#### EXERCISE
Each line that holds the word "bɔːd" should be returned.

** BEGIN RECORDS FOR PROCESSING **

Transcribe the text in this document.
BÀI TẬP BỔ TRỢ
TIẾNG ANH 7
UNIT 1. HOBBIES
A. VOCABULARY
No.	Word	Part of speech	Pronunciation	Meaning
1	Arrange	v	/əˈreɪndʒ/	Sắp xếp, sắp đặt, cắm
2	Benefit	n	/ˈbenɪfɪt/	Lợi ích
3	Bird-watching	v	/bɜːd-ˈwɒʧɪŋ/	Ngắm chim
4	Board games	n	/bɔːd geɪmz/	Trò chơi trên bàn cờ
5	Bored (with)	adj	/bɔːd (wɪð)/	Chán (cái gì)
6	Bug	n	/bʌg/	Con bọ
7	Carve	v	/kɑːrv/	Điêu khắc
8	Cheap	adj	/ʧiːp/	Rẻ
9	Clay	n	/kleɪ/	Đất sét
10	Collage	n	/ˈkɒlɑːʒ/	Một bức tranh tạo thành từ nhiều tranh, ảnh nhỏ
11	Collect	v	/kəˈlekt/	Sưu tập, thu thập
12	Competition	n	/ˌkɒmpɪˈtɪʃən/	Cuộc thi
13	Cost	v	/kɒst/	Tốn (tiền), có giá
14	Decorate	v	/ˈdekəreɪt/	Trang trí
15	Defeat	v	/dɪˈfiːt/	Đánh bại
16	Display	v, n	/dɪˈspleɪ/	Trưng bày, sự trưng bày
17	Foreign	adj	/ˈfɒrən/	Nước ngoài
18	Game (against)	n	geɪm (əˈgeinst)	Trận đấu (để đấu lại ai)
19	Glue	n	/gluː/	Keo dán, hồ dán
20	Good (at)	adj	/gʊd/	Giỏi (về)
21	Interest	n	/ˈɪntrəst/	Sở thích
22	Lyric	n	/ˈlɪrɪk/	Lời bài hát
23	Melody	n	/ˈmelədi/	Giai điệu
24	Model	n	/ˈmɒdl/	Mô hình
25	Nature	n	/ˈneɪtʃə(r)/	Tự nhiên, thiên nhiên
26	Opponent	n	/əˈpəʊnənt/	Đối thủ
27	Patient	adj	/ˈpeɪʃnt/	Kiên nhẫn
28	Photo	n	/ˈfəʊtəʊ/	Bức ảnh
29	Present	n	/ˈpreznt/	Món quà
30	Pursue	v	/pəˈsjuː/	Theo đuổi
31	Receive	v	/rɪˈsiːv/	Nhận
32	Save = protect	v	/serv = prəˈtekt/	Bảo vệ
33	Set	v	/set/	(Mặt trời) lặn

** END RECORDS FOR PROCESSING **

#### EXERCISE ANSWER
4	Board games	n	/bɔːd geɪmz/	Trò chơi trên bàn cờ
5	Bored (with)	adj	/bɔːd (wɪð)/	Chán (cái gì)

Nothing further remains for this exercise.